MATERIAL SUPPLIED:
========================

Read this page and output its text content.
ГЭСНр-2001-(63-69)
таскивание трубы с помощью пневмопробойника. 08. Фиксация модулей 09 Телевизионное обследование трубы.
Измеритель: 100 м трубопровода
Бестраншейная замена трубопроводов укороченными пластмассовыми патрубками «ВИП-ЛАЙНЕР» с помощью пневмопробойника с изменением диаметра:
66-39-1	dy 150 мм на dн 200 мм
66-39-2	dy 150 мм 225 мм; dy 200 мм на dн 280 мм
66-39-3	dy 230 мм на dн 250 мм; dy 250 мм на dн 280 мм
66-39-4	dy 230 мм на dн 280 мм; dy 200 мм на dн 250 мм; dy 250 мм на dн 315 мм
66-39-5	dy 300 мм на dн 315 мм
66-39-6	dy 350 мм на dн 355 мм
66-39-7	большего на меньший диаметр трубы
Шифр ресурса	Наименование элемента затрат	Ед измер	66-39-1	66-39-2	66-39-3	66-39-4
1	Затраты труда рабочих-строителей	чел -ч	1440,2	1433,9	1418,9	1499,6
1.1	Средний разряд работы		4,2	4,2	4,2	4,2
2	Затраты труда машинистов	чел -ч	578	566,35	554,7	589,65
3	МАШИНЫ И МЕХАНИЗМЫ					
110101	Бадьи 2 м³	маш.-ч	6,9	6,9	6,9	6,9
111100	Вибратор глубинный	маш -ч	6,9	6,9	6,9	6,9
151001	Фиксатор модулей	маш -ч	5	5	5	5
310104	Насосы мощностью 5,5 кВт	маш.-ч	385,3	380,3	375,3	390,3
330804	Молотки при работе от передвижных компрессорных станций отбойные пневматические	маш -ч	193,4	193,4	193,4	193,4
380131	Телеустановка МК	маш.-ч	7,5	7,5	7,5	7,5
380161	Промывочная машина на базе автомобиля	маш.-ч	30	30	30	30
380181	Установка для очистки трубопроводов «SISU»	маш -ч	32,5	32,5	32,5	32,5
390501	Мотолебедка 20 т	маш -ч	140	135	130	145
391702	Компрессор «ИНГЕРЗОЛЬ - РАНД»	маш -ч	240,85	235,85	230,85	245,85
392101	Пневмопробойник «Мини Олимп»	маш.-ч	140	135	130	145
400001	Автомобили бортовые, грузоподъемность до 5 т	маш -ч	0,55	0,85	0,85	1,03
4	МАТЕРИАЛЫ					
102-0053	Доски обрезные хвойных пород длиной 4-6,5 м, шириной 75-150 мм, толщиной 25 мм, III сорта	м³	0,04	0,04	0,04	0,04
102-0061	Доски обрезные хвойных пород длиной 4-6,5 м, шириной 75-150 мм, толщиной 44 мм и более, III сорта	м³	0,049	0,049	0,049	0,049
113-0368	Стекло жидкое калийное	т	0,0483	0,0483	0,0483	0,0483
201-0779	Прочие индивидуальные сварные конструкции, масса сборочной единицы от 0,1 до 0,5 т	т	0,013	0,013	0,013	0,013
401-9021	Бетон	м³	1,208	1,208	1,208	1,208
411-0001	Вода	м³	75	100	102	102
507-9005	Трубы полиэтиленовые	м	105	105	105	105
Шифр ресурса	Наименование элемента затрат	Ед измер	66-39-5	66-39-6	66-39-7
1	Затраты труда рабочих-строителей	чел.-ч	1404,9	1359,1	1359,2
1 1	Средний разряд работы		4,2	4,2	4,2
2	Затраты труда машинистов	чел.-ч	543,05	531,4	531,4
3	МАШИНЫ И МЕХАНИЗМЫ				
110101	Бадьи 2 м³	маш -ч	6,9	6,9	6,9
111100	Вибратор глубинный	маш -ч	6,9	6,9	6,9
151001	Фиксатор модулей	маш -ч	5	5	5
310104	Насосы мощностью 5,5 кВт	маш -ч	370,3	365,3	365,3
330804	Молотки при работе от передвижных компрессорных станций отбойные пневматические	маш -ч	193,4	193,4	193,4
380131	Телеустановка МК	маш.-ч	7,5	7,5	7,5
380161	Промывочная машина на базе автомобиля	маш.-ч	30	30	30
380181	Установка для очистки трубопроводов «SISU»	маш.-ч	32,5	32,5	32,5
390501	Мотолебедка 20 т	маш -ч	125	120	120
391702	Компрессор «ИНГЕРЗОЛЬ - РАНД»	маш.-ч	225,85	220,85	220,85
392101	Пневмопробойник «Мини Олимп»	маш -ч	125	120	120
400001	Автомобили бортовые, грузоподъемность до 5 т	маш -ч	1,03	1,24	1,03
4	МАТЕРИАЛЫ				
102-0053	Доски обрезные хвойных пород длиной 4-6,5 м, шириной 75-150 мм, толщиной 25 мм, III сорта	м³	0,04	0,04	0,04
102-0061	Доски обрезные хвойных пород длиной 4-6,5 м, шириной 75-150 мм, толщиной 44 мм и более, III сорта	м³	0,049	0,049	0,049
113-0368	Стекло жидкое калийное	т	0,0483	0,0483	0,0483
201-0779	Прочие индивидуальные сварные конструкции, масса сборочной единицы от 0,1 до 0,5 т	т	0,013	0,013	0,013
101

========================

TASK PROMPT: Retype the records that precede this task, keeping them exactly the same.

EXPECTED OUTPUT:
Read this page and output its text content.
ГЭСНр-2001-(63-69)
таскивание трубы с помощью пневмопробойника. 08. Фиксация модулей 09 Телевизионное обследование трубы.
Измеритель: 100 м трубопровода
Бестраншейная замена трубопроводов укороченными пластмассовыми патрубками «ВИП-ЛАЙНЕР» с помощью пневмопробойника с изменением диаметра:
66-39-1	dy 150 мм на dн 200 мм
66-39-2	dy 150 мм 225 мм; dy 200 мм на dн 280 мм
66-39-3	dy 230 мм на dн 250 мм; dy 250 мм на dн 280 мм
66-39-4	dy 230 мм на dн 280 мм; dy 200 мм на dн 250 мм; dy 250 мм на dн 315 мм
66-39-5	dy 300 мм на dн 315 мм
66-39-6	dy 350 мм на dн 355 мм
66-39-7	большего на меньший диаметр трубы
Шифр ресурса	Наименование элемента затрат	Ед измер	66-39-1	66-39-2	66-39-3	66-39-4
1	Затраты труда рабочих-строителей	чел -ч	1440,2	1433,9	1418,9	1499,6
1.1	Средний разряд работы		4,2	4,2	4,2	4,2
2	Затраты труда машинистов	чел -ч	578	566,35	554,7	589,65
3	МАШИНЫ И МЕХАНИЗМЫ					
110101	Бадьи 2 м³	маш.-ч	6,9	6,9	6,9	6,9
111100	Вибратор глубинный	маш -ч	6,9	6,9	6,9	6,9
151001	Фиксатор модулей	маш -ч	5	5	5	5
310104	Насосы мощностью 5,5 кВт	маш.-ч	385,3	380,3	375,3	390,3
330804	Молотки при работе от передвижных компрессорных станций отбойные пневматические	маш -ч	193,4	193,4	193,4	193,4
380131	Телеустановка МК	маш.-ч	7,5	7,5	7,5	7,5
380161	Промывочная машина на базе автомобиля	маш.-ч	30	30	30	30
380181	Установка для очистки трубопроводов «SISU»	маш -ч	32,5	32,5	32,5	32,5
390501	Мотолебедка 20 т	маш -ч	140	135	130	145
391702	Компрессор «ИНГЕРЗОЛЬ - РАНД»	маш -ч	240,85	235,85	230,85	245,85
392101	Пневмопробойник «Мини Олимп»	маш.-ч	140	135	130	145
400001	Автомобили бортовые, грузоподъемность до 5 т	маш -ч	0,55	0,85	0,85	1,03
4	МАТЕРИАЛЫ					
102-0053	Доски обрезные хвойных пород длиной 4-6,5 м, шириной 75-150 мм, толщиной 25 мм, III сорта	м³	0,04	0,04	0,04	0,04
102-0061	Доски обрезные хвойных пород длиной 4-6,5 м, шириной 75-150 мм, толщиной 44 мм и более, III сорта	м³	0,049	0,049	0,049	0,049
113-0368	Стекло жидкое калийное	т	0,0483	0,0483	0,0483	0,0483
201-0779	Прочие индивидуальные сварные конструкции, масса сборочной единицы от 0,1 до 0,5 т	т	0,013	0,013	0,013	0,013
401-9021	Бетон	м³	1,208	1,208	1,208	1,208
411-0001	Вода	м³	75	100	102	102
507-9005	Трубы полиэтиленовые	м	105	105	105	105
Шифр ресурса	Наименование элемента затрат	Ед измер	66-39-5	66-39-6	66-39-7
1	Затраты труда рабочих-строителей	чел.-ч	1404,9	1359,1	1359,2
1 1	Средний разряд работы		4,2	4,2	4,2
2	Затраты труда машинистов	чел.-ч	543,05	531,4	531,4
3	МАШИНЫ И МЕХАНИЗМЫ				
110101	Бадьи 2 м³	маш -ч	6,9	6,9	6,9
111100	Вибратор глубинный	маш -ч	6,9	6,9	6,9
151001	Фиксатор модулей	маш -ч	5	5	5
310104	Насосы мощностью 5,5 кВт	маш -ч	370,3	365,3	365,3
330804	Молотки при работе от передвижных компрессорных станций отбойные пневматические	маш -ч	193,4	193,4	193,4
380131	Телеустановка МК	маш.-ч	7,5	7,5	7,5
380161	Промывочная машина на базе автомобиля	маш.-ч	30	30	30
380181	Установка для очистки трубопроводов «SISU»	маш.-ч	32,5	32,5	32,5
390501	Мотолебедка 20 т	маш -ч	125	120	120
391702	Компрессор «ИНГЕРЗОЛЬ - РАНД»	маш.-ч	225,85	220,85	220,85
392101	Пневмопробойник «Мини Олимп»	маш -ч	125	120	120
400001	Автомобили бортовые, грузоподъемность до 5 т	маш -ч	1,03	1,24	1,03
4	МАТЕРИАЛЫ				
102-0053	Доски обрезные хвойных пород длиной 4-6,5 м, шириной 75-150 мм, толщиной 25 мм, III сорта	м³	0,04	0,04	0,04
102-0061	Доски обрезные хвойных пород длиной 4-6,5 м, шириной 75-150 мм, толщиной 44 мм и более, III сорта	м³	0,049	0,049	0,049
113-0368	Стекло жидкое калийное	т	0,0483	0,0483	0,0483
201-0779	Прочие индивидуальные сварные конструкции, масса сборочной единицы от 0,1 до 0,5 т	т	0,013	0,013	0,013
101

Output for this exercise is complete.